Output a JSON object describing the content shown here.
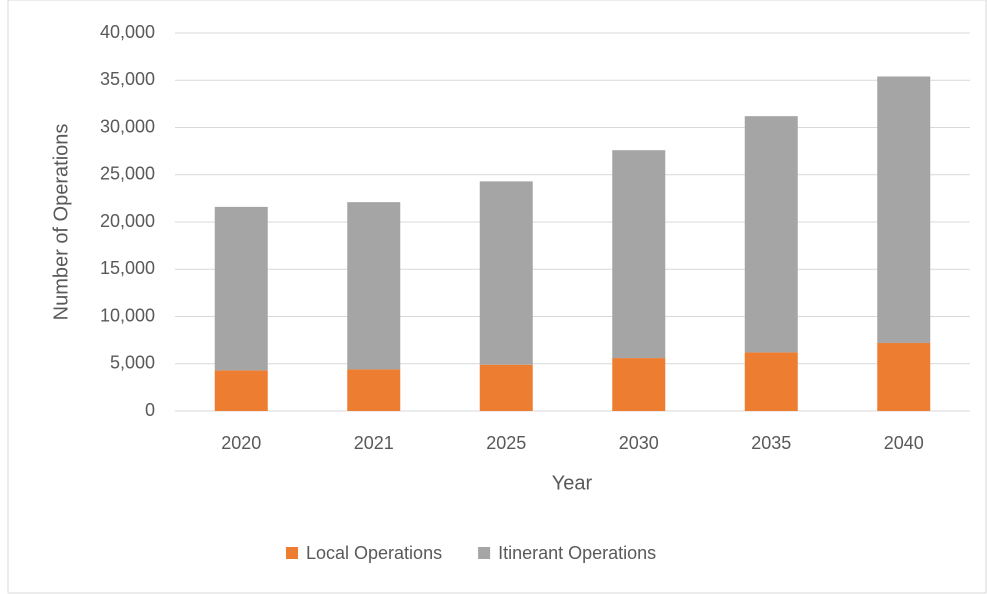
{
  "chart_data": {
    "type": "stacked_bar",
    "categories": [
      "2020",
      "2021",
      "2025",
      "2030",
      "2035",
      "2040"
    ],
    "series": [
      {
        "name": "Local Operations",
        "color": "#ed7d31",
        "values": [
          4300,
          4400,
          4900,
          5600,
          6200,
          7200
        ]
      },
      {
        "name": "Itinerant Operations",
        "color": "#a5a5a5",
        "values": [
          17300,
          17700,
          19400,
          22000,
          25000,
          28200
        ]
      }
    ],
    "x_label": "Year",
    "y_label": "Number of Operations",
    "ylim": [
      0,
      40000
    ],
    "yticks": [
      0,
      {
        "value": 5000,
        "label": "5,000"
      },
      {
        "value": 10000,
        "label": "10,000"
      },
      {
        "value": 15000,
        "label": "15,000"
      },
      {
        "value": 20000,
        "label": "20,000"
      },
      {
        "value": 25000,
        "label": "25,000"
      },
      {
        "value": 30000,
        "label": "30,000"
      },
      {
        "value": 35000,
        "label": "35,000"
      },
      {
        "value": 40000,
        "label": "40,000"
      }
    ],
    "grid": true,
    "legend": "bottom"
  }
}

● ● ●

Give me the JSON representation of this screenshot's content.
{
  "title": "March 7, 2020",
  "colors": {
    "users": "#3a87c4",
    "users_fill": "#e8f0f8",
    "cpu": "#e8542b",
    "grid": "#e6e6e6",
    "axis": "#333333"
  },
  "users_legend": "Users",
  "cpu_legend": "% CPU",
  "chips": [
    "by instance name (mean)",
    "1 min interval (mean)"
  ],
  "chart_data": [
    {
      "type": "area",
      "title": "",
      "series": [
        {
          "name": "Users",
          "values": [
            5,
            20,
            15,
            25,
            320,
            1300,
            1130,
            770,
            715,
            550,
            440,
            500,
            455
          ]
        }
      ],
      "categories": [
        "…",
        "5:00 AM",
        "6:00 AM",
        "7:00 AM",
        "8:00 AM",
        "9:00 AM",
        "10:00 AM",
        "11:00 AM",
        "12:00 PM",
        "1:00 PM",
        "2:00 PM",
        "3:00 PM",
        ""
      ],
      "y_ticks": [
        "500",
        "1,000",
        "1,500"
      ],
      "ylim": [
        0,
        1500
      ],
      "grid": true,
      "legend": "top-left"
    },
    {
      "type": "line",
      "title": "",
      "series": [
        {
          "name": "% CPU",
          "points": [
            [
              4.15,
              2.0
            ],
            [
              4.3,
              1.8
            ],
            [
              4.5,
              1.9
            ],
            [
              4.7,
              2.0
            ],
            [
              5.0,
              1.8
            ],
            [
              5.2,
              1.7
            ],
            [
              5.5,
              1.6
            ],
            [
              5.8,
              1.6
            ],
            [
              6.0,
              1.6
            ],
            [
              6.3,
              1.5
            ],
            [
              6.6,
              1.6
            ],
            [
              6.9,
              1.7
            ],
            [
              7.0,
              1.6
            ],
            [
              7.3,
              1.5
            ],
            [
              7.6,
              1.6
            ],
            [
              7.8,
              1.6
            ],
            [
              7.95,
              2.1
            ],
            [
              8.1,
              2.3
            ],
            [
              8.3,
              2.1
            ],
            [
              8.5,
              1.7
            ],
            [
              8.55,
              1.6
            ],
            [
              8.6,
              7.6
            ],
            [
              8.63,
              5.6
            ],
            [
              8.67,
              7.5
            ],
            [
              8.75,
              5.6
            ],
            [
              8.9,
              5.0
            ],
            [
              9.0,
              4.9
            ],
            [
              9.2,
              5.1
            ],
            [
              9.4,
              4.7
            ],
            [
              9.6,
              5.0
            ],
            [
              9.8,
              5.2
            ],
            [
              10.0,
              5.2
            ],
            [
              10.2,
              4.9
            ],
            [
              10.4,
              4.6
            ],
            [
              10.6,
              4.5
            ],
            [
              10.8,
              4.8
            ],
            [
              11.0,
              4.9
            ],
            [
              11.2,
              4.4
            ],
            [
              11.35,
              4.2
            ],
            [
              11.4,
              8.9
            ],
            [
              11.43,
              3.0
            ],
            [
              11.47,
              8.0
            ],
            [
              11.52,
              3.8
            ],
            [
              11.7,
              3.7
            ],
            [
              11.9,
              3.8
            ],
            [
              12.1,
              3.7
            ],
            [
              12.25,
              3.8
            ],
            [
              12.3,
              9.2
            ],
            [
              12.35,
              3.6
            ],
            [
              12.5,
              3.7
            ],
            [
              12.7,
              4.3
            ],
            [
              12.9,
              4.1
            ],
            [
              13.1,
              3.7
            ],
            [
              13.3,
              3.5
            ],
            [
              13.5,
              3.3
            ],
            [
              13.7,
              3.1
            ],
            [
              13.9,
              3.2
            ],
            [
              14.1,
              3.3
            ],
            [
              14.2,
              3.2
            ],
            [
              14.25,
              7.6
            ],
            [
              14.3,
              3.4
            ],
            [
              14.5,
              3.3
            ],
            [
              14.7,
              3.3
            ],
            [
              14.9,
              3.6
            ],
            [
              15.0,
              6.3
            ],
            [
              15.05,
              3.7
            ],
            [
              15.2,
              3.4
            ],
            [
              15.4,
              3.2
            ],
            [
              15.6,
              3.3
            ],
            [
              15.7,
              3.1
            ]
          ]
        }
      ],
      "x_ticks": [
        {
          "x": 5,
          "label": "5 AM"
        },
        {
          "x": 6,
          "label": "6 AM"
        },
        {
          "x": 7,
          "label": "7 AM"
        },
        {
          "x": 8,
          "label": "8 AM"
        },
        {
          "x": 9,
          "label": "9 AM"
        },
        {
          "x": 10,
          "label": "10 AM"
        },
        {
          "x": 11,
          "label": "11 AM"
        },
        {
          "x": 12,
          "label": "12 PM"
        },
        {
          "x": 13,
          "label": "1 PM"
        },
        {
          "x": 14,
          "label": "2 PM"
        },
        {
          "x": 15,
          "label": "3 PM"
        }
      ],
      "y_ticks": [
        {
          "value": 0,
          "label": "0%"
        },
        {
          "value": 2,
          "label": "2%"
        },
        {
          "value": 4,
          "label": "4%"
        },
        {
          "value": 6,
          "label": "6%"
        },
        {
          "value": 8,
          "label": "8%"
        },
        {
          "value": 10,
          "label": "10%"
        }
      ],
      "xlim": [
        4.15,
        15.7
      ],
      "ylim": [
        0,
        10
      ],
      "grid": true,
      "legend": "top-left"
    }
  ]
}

● ● ●

From the entries above, extract each line containing "type".

Full response:
    "type": "stacked_bar",
      "type": "area",
      "type": "line",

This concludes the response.